* [Work to be completed]: Check every line of the entries for "period", and copy the lines that hold it.

>> START Material

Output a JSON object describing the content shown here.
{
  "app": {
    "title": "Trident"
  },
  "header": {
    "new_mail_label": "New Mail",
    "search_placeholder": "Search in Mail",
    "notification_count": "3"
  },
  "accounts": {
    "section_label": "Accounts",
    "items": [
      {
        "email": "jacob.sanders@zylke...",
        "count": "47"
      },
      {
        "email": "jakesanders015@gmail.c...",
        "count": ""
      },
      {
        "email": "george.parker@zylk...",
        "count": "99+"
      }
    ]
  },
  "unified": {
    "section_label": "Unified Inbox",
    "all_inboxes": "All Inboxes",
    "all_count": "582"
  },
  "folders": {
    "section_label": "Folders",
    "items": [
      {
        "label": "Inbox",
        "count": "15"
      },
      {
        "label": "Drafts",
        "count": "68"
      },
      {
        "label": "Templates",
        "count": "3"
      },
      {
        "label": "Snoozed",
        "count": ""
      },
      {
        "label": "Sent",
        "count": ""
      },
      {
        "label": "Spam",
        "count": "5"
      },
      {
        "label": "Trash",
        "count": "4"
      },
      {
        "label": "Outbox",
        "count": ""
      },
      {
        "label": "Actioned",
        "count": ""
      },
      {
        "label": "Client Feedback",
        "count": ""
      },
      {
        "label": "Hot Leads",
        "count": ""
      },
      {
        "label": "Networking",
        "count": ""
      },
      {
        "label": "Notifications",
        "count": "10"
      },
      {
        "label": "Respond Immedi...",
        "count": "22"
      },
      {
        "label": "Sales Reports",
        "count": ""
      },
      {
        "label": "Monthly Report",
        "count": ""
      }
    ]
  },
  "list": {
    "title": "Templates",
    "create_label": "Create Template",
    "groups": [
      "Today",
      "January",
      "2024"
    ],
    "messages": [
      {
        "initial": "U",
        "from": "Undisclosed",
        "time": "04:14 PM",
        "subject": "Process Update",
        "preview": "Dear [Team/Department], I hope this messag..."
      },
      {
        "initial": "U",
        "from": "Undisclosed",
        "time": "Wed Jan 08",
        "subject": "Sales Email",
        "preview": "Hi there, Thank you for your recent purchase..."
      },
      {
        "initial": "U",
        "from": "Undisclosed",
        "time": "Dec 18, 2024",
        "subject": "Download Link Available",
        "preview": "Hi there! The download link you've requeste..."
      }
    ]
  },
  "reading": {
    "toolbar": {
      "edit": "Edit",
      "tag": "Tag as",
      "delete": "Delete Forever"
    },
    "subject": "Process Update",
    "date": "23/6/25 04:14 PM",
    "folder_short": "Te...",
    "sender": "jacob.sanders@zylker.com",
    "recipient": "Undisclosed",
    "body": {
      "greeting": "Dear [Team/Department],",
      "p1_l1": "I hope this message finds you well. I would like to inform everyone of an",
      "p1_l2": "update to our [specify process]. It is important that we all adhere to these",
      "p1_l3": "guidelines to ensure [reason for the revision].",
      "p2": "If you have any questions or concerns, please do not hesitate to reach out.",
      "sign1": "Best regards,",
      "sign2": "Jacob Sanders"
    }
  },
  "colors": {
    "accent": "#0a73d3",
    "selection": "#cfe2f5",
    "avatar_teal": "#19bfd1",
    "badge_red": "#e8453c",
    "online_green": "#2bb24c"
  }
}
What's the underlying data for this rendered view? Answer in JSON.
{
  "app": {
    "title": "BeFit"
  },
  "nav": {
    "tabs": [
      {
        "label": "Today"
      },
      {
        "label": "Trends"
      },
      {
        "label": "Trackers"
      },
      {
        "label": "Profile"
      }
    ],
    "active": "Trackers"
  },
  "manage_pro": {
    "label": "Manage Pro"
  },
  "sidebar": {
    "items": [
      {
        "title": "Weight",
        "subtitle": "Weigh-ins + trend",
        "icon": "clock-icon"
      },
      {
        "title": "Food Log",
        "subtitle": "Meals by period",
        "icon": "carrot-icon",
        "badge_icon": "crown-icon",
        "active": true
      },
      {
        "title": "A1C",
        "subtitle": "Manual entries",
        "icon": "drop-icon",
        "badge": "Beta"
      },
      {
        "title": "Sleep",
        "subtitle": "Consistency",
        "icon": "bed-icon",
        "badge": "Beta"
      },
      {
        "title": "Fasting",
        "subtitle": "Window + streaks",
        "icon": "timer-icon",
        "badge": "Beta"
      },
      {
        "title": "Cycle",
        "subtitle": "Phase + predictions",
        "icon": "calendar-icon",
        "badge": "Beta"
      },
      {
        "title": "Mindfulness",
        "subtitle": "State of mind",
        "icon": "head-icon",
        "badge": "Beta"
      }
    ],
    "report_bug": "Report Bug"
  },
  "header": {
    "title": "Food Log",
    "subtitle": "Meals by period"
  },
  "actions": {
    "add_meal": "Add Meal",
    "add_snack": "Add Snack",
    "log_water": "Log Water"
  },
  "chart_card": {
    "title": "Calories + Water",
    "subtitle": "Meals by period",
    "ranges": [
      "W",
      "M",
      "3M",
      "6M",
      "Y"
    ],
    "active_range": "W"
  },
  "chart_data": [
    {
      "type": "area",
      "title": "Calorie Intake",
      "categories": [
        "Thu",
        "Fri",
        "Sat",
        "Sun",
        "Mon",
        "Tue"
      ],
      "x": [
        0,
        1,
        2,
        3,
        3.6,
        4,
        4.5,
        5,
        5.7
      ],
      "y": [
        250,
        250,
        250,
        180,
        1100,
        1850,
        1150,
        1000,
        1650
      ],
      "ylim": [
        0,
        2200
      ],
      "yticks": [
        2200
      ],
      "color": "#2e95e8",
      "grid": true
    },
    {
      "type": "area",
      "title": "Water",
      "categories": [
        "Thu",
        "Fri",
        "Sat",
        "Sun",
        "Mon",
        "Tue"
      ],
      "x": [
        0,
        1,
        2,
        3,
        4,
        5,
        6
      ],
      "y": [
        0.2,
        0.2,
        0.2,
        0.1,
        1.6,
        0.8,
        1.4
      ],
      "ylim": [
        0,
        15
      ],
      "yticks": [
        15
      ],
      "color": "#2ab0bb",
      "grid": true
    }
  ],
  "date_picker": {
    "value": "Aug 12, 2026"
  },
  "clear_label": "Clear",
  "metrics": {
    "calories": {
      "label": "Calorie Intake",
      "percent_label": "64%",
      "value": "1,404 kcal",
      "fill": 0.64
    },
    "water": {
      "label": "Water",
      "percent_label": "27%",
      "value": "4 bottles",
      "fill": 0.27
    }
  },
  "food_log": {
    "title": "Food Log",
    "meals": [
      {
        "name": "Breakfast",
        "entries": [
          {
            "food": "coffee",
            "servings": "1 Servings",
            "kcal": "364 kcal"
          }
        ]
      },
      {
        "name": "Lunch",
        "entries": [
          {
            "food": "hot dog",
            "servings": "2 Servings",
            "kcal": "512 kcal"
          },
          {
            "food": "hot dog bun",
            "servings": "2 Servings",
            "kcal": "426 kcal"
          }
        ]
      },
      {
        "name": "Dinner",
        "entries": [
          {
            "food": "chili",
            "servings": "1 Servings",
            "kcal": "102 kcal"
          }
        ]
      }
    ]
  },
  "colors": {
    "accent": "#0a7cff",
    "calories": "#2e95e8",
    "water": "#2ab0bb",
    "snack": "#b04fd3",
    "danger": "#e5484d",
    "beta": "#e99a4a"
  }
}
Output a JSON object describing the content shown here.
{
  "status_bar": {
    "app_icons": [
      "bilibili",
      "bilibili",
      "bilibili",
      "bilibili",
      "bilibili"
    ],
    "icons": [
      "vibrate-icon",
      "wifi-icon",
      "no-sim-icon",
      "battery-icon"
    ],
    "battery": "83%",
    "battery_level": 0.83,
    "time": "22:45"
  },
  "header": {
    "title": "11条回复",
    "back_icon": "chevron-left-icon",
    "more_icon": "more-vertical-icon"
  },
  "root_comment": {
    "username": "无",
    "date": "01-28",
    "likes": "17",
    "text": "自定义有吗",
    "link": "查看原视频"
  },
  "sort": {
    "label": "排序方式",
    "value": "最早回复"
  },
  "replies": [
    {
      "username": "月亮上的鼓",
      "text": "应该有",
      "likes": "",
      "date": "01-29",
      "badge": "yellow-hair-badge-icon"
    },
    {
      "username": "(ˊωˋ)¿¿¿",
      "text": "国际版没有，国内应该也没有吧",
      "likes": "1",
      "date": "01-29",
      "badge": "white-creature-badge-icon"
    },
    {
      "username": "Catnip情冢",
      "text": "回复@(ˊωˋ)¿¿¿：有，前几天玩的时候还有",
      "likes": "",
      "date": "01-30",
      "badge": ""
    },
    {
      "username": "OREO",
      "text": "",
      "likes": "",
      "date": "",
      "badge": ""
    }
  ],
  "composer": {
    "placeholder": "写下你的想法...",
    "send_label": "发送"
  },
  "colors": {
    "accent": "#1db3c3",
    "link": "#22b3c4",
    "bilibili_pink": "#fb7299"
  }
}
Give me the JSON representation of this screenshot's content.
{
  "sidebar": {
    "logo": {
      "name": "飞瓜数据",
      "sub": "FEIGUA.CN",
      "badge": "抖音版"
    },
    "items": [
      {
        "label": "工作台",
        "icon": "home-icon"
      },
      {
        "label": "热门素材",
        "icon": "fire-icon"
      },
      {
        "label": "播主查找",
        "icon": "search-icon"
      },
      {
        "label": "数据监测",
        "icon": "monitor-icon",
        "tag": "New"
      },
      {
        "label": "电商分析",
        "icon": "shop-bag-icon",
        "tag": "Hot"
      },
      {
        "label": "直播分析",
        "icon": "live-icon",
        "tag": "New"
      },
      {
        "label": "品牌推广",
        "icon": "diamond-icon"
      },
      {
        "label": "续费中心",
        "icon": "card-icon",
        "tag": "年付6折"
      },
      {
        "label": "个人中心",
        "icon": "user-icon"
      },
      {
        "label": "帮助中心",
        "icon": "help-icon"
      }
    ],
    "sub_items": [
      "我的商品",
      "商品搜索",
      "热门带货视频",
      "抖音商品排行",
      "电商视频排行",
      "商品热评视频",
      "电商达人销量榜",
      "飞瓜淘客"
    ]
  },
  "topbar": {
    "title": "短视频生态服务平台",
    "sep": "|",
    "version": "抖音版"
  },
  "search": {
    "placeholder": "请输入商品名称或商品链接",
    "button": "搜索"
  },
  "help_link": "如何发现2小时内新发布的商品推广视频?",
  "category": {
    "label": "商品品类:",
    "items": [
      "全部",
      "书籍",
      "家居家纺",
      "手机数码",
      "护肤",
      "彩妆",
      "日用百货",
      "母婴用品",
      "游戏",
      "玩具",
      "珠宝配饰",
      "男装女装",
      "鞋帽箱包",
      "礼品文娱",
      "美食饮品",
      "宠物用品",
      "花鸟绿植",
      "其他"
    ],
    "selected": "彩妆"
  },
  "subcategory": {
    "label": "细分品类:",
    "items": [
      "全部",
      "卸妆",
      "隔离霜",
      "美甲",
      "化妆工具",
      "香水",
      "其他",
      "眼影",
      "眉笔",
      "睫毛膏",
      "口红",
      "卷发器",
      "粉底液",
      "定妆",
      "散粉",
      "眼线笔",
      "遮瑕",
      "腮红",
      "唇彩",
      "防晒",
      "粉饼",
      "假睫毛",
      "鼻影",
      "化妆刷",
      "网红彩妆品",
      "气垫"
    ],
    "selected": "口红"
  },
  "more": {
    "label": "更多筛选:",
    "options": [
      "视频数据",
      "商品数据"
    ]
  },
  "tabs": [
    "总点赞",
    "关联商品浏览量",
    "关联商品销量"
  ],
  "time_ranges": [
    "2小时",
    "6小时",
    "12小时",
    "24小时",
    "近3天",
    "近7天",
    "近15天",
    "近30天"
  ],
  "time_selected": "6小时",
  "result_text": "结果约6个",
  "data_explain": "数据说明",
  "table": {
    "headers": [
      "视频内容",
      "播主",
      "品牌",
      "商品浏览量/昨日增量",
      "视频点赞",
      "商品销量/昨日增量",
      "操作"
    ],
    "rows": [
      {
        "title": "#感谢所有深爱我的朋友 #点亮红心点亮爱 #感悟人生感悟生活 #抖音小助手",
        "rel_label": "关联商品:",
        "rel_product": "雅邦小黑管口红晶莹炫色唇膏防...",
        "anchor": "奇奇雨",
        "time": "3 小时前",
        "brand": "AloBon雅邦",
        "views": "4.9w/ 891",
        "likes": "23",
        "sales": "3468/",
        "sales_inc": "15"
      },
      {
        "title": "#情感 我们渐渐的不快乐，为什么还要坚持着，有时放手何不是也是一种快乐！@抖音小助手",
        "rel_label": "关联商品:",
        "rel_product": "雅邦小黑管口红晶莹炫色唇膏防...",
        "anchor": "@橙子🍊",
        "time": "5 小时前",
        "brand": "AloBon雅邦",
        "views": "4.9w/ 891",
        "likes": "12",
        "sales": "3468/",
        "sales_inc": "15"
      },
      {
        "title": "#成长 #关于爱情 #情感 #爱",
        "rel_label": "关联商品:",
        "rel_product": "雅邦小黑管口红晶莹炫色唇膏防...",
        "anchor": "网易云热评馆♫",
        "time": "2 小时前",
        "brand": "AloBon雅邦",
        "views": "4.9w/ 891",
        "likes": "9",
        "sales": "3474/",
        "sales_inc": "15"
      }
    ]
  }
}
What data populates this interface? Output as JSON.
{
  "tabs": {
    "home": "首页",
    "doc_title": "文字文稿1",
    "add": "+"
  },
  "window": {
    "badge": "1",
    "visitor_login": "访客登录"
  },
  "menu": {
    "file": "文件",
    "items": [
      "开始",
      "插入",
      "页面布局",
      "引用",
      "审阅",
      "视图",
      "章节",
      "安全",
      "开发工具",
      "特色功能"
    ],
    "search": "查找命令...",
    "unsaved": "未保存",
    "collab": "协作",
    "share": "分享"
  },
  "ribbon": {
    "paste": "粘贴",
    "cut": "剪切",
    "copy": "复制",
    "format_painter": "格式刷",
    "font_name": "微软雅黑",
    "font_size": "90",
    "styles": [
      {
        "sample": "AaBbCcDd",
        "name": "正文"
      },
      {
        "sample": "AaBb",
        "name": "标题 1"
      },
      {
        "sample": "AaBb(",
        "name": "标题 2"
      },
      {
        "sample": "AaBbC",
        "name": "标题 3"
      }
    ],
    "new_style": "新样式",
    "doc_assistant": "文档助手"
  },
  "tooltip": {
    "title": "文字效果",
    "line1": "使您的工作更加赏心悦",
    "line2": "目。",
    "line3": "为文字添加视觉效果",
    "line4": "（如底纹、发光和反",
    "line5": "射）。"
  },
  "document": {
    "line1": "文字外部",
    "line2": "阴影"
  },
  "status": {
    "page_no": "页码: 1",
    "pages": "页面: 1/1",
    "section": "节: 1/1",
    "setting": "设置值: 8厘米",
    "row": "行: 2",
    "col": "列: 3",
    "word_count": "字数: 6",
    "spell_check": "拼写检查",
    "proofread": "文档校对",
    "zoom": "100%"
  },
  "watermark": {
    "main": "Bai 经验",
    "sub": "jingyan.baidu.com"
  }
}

>> END Material

* [Answer for this exercise]:
        "subtitle": "Meals by period",
    "subtitle": "Meals by period"
    "subtitle": "Meals by period",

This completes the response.